[Figure dataset records]
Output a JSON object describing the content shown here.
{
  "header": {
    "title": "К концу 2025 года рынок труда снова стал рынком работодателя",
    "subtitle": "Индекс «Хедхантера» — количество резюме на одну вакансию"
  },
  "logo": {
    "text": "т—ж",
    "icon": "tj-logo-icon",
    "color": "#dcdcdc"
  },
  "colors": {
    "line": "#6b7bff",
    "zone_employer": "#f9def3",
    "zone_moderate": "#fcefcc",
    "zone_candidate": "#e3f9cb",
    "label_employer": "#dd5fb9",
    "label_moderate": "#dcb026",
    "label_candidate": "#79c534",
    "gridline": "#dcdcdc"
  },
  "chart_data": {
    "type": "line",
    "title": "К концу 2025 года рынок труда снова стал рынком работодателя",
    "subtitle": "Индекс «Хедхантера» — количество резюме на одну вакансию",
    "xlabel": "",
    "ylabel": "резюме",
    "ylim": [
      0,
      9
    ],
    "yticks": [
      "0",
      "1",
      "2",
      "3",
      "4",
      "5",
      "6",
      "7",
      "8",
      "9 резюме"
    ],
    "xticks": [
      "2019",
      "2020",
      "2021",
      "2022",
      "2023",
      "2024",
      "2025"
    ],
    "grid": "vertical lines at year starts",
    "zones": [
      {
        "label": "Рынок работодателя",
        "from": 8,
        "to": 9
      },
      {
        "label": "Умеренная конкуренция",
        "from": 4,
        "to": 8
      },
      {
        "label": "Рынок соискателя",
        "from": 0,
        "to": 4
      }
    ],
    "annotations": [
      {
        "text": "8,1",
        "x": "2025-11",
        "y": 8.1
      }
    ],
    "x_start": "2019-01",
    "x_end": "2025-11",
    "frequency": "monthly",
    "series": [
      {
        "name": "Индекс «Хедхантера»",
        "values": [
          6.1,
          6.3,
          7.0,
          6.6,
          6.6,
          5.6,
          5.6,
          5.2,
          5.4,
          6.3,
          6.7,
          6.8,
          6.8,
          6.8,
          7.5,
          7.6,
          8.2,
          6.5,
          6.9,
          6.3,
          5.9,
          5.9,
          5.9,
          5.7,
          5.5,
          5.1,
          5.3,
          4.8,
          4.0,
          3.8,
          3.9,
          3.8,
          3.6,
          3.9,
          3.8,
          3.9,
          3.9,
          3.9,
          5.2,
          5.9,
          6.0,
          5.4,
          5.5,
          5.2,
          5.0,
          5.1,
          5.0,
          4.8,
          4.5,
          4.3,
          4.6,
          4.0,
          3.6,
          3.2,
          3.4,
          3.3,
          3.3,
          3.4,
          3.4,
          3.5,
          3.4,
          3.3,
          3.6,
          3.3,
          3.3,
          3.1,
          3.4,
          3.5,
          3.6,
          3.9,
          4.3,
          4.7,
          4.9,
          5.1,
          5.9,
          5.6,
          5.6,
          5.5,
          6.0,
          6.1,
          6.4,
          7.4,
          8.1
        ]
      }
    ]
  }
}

**Task description**
Reproduce the entire listing word for word.

**Solution to this exercise**
Output a JSON object describing the content shown here.
{
  "header": {
    "title": "К концу 2025 года рынок труда снова стал рынком работодателя",
    "subtitle": "Индекс «Хедхантера» — количество резюме на одну вакансию"
  },
  "logo": {
    "text": "т—ж",
    "icon": "tj-logo-icon",
    "color": "#dcdcdc"
  },
  "colors": {
    "line": "#6b7bff",
    "zone_employer": "#f9def3",
    "zone_moderate": "#fcefcc",
    "zone_candidate": "#e3f9cb",
    "label_employer": "#dd5fb9",
    "label_moderate": "#dcb026",
    "label_candidate": "#79c534",
    "gridline": "#dcdcdc"
  },
  "chart_data": {
    "type": "line",
    "title": "К концу 2025 года рынок труда снова стал рынком работодателя",
    "subtitle": "Индекс «Хедхантера» — количество резюме на одну вакансию",
    "xlabel": "",
    "ylabel": "резюме",
    "ylim": [
      0,
      9
    ],
    "yticks": [
      "0",
      "1",
      "2",
      "3",
      "4",
      "5",
      "6",
      "7",
      "8",
      "9 резюме"
    ],
    "xticks": [
      "2019",
      "2020",
      "2021",
      "2022",
      "2023",
      "2024",
      "2025"
    ],
    "grid": "vertical lines at year starts",
    "zones": [
      {
        "label": "Рынок работодателя",
        "from": 8,
        "to": 9
      },
      {
        "label": "Умеренная конкуренция",
        "from": 4,
        "to": 8
      },
      {
        "label": "Рынок соискателя",
        "from": 0,
        "to": 4
      }
    ],
    "annotations": [
      {
        "text": "8,1",
        "x": "2025-11",
        "y": 8.1
      }
    ],
    "x_start": "2019-01",
    "x_end": "2025-11",
    "frequency": "monthly",
    "series": [
      {
        "name": "Индекс «Хедхантера»",
        "values": [
          6.1,
          6.3,
          7.0,
          6.6,
          6.6,
          5.6,
          5.6,
          5.2,
          5.4,
          6.3,
          6.7,
          6.8,
          6.8,
          6.8,
          7.5,
          7.6,
          8.2,
          6.5,
          6.9,
          6.3,
          5.9,
          5.9,
          5.9,
          5.7,
          5.5,
          5.1,
          5.3,
          4.8,
          4.0,
          3.8,
          3.9,
          3.8,
          3.6,
          3.9,
          3.8,
          3.9,
          3.9,
          3.9,
          5.2,
          5.9,
          6.0,
          5.4,
          5.5,
          5.2,
          5.0,
          5.1,
          5.0,
          4.8,
          4.5,
          4.3,
          4.6,
          4.0,
          3.6,
          3.2,
          3.4,
          3.3,
          3.3,
          3.4,
          3.4,
          3.5,
          3.4,
          3.3,
          3.6,
          3.3,
          3.3,
          3.1,
          3.4,
          3.5,
          3.6,
          3.9,
          4.3,
          4.7,
          4.9,
          5.1,
          5.9,
          5.6,
          5.6,
          5.5,
          6.0,
          6.1,
          6.4,
          7.4,
          8.1
        ]
      }
    ]
  }
}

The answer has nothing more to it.